### [PROBLEM DETAILS]
Tally the lines that include "niedzielę". Output the number only.

### [LISTED ENTRIES]
┌──
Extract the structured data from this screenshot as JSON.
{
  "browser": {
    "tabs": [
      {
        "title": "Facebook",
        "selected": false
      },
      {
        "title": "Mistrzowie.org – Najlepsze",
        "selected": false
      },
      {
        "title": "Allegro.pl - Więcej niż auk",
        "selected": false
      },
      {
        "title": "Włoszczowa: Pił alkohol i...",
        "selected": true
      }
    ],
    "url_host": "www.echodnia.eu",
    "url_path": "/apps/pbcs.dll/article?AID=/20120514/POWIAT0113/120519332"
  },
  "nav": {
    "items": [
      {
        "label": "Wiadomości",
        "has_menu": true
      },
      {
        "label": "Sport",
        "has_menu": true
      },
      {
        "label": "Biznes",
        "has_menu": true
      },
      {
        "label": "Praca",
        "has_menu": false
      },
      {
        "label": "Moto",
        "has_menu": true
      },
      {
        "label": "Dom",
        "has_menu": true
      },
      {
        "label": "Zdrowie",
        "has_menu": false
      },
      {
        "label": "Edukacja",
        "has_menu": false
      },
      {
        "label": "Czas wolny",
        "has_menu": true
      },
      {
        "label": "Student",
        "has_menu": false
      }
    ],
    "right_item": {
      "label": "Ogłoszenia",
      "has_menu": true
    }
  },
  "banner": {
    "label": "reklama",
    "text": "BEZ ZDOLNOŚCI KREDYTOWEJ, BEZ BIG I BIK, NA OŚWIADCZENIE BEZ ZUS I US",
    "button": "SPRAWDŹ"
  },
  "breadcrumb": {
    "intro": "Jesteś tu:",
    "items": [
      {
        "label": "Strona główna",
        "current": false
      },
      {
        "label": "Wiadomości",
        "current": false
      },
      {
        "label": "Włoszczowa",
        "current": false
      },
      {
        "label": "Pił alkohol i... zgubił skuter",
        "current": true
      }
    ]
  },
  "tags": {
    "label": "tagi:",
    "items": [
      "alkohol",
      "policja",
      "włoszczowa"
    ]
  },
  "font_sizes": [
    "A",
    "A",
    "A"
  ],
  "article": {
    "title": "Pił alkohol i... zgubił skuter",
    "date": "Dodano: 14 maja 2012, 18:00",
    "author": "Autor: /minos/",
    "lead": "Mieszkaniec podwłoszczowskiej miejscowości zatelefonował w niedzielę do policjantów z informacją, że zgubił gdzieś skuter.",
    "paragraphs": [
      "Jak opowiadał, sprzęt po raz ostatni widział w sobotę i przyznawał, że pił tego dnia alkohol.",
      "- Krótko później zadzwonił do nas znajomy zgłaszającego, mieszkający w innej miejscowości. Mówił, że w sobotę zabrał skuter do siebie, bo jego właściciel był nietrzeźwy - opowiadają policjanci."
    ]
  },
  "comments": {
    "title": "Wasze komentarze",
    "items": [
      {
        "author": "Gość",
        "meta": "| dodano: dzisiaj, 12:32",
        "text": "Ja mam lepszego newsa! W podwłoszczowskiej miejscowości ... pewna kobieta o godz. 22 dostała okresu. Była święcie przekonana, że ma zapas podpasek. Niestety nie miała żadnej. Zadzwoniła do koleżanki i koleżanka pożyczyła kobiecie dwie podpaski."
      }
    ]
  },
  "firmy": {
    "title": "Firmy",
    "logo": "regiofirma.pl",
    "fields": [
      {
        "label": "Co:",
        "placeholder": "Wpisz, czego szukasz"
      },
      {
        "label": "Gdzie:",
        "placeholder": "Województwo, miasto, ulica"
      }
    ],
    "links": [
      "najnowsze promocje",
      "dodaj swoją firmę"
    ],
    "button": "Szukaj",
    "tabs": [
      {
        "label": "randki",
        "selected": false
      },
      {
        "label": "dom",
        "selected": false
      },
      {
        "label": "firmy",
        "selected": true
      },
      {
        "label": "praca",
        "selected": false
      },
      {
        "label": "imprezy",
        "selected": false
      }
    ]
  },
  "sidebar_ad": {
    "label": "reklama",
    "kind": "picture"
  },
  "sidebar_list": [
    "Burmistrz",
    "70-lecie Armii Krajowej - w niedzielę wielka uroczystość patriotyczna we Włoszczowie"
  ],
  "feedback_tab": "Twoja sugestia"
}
└──
### [REPLY TO THE TASK]
2